## ENTRIES SUPPLIED
## START
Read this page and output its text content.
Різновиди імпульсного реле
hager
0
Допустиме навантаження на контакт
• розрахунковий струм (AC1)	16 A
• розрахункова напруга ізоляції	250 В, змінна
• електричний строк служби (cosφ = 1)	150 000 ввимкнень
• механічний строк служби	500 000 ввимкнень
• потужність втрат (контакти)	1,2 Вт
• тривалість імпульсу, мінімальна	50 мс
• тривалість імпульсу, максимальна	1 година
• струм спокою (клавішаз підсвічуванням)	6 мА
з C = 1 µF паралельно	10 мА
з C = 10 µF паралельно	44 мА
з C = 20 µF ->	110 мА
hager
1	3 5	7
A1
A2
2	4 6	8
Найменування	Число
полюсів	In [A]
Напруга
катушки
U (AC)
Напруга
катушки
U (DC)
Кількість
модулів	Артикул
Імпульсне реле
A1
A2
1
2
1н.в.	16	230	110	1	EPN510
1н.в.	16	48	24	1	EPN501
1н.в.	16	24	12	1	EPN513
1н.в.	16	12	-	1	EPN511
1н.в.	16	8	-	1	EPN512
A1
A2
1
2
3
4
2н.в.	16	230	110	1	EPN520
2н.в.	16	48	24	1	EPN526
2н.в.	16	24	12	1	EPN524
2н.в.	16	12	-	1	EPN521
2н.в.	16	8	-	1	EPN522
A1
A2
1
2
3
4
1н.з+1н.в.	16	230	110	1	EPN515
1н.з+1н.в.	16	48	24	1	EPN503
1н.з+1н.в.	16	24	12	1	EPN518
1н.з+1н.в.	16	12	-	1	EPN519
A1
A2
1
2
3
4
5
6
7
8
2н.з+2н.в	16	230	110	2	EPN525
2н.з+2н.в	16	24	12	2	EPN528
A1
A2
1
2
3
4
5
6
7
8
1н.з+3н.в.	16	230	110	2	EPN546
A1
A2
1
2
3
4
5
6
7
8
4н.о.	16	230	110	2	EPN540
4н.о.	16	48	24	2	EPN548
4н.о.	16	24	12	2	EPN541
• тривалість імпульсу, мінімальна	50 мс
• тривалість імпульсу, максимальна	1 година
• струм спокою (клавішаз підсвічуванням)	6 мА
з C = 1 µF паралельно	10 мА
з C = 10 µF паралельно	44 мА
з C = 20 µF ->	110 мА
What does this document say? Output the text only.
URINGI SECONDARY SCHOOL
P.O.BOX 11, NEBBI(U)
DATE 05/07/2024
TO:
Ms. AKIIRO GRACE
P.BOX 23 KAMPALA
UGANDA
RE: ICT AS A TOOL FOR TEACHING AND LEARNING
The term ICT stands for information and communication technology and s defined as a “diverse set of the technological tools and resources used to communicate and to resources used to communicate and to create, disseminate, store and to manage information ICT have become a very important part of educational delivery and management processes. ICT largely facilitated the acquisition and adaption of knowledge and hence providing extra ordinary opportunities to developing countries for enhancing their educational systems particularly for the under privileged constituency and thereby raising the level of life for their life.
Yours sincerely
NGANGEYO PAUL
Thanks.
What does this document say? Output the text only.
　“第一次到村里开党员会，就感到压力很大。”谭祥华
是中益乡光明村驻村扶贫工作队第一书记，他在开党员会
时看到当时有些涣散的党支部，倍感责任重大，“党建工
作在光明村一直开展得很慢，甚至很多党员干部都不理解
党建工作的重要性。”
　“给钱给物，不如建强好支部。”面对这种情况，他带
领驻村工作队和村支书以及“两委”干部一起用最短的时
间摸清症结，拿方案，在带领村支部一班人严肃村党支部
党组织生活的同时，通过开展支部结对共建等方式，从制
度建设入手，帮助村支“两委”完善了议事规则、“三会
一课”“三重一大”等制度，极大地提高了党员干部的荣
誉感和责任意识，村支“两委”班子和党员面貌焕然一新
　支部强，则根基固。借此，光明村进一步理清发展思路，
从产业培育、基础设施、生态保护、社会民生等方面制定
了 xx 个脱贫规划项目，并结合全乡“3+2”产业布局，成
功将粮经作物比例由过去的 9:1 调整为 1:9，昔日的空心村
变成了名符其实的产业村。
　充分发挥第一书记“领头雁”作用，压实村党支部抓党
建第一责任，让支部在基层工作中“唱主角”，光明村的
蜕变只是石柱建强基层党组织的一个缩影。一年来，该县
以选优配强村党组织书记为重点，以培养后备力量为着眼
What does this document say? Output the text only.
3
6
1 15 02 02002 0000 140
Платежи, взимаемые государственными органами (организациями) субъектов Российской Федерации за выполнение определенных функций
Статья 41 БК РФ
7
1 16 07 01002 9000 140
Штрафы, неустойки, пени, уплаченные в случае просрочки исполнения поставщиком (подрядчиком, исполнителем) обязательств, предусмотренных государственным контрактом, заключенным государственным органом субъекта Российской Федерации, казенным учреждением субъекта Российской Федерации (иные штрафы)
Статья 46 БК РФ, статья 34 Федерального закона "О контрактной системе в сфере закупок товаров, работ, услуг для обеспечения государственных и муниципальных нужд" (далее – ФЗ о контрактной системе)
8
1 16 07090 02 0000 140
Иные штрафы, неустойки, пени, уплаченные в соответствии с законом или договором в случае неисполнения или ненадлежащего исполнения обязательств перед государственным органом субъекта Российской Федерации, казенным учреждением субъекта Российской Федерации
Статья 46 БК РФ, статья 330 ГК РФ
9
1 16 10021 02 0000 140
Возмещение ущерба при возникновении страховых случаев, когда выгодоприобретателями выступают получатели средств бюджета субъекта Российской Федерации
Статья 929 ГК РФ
## END
Repeat the entries above exactly, leaving nothing out.

## RESULT FOR THIS EXERCISE
Read this page and output its text content.
Різновиди імпульсного реле
hager
0
Допустиме навантаження на контакт
• розрахунковий струм (AC1)	16 A
• розрахункова напруга ізоляції	250 В, змінна
• електричний строк служби (cosφ = 1)	150 000 ввимкнень
• механічний строк служби	500 000 ввимкнень
• потужність втрат (контакти)	1,2 Вт
• тривалість імпульсу, мінімальна	50 мс
• тривалість імпульсу, максимальна	1 година
• струм спокою (клавішаз підсвічуванням)	6 мА
з C = 1 µF паралельно	10 мА
з C = 10 µF паралельно	44 мА
з C = 20 µF ->	110 мА
hager
1	3 5	7
A1
A2
2	4 6	8
Найменування	Число
полюсів	In [A]
Напруга
катушки
U (AC)
Напруга
катушки
U (DC)
Кількість
модулів	Артикул
Імпульсне реле
A1
A2
1
2
1н.в.	16	230	110	1	EPN510
1н.в.	16	48	24	1	EPN501
1н.в.	16	24	12	1	EPN513
1н.в.	16	12	-	1	EPN511
1н.в.	16	8	-	1	EPN512
A1
A2
1
2
3
4
2н.в.	16	230	110	1	EPN520
2н.в.	16	48	24	1	EPN526
2н.в.	16	24	12	1	EPN524
2н.в.	16	12	-	1	EPN521
2н.в.	16	8	-	1	EPN522
A1
A2
1
2
3
4
1н.з+1н.в.	16	230	110	1	EPN515
1н.з+1н.в.	16	48	24	1	EPN503
1н.з+1н.в.	16	24	12	1	EPN518
1н.з+1н.в.	16	12	-	1	EPN519
A1
A2
1
2
3
4
5
6
7
8
2н.з+2н.в	16	230	110	2	EPN525
2н.з+2н.в	16	24	12	2	EPN528
A1
A2
1
2
3
4
5
6
7
8
1н.з+3н.в.	16	230	110	2	EPN546
A1
A2
1
2
3
4
5
6
7
8
4н.о.	16	230	110	2	EPN540
4н.о.	16	48	24	2	EPN548
4н.о.	16	24	12	2	EPN541
• тривалість імпульсу, мінімальна	50 мс
• тривалість імпульсу, максимальна	1 година
• струм спокою (клавішаз підсвічуванням)	6 мА
з C = 1 µF паралельно	10 мА
з C = 10 µF паралельно	44 мА
з C = 20 µF ->	110 мА
What does this document say? Output the text only.
URINGI SECONDARY SCHOOL
P.O.BOX 11, NEBBI(U)
DATE 05/07/2024
TO:
Ms. AKIIRO GRACE
P.BOX 23 KAMPALA
UGANDA
RE: ICT AS A TOOL FOR TEACHING AND LEARNING
The term ICT stands for information and communication technology and s defined as a “diverse set of the technological tools and resources used to communicate and to resources used to communicate and to create, disseminate, store and to manage information ICT have become a very important part of educational delivery and management processes. ICT largely facilitated the acquisition and adaption of knowledge and hence providing extra ordinary opportunities to developing countries for enhancing their educational systems particularly for the under privileged constituency and thereby raising the level of life for their life.
Yours sincerely
NGANGEYO PAUL
Thanks.
What does this document say? Output the text only.
　“第一次到村里开党员会，就感到压力很大。”谭祥华
是中益乡光明村驻村扶贫工作队第一书记，他在开党员会
时看到当时有些涣散的党支部，倍感责任重大，“党建工
作在光明村一直开展得很慢，甚至很多党员干部都不理解
党建工作的重要性。”
　“给钱给物，不如建强好支部。”面对这种情况，他带
领驻村工作队和村支书以及“两委”干部一起用最短的时
间摸清症结，拿方案，在带领村支部一班人严肃村党支部
党组织生活的同时，通过开展支部结对共建等方式，从制
度建设入手，帮助村支“两委”完善了议事规则、“三会
一课”“三重一大”等制度，极大地提高了党员干部的荣
誉感和责任意识，村支“两委”班子和党员面貌焕然一新
　支部强，则根基固。借此，光明村进一步理清发展思路，
从产业培育、基础设施、生态保护、社会民生等方面制定
了 xx 个脱贫规划项目，并结合全乡“3+2”产业布局，成
功将粮经作物比例由过去的 9:1 调整为 1:9，昔日的空心村
变成了名符其实的产业村。
　充分发挥第一书记“领头雁”作用，压实村党支部抓党
建第一责任，让支部在基层工作中“唱主角”，光明村的
蜕变只是石柱建强基层党组织的一个缩影。一年来，该县
以选优配强村党组织书记为重点，以培养后备力量为着眼
What does this document say? Output the text only.
3
6
1 15 02 02002 0000 140
Платежи, взимаемые государственными органами (организациями) субъектов Российской Федерации за выполнение определенных функций
Статья 41 БК РФ
7
1 16 07 01002 9000 140
Штрафы, неустойки, пени, уплаченные в случае просрочки исполнения поставщиком (подрядчиком, исполнителем) обязательств, предусмотренных государственным контрактом, заключенным государственным органом субъекта Российской Федерации, казенным учреждением субъекта Российской Федерации (иные штрафы)
Статья 46 БК РФ, статья 34 Федерального закона "О контрактной системе в сфере закупок товаров, работ, услуг для обеспечения государственных и муниципальных нужд" (далее – ФЗ о контрактной системе)
8
1 16 07090 02 0000 140
Иные штрафы, неустойки, пени, уплаченные в соответствии с законом или договором в случае неисполнения или ненадлежащего исполнения обязательств перед государственным органом субъекта Российской Федерации, казенным учреждением субъекта Российской Федерации
Статья 46 БК РФ, статья 330 ГК РФ
9
1 16 10021 02 0000 140
Возмещение ущерба при возникновении страховых случаев, когда выгодоприобретателями выступают получатели средств бюджета субъекта Российской Федерации
Статья 929 ГК РФ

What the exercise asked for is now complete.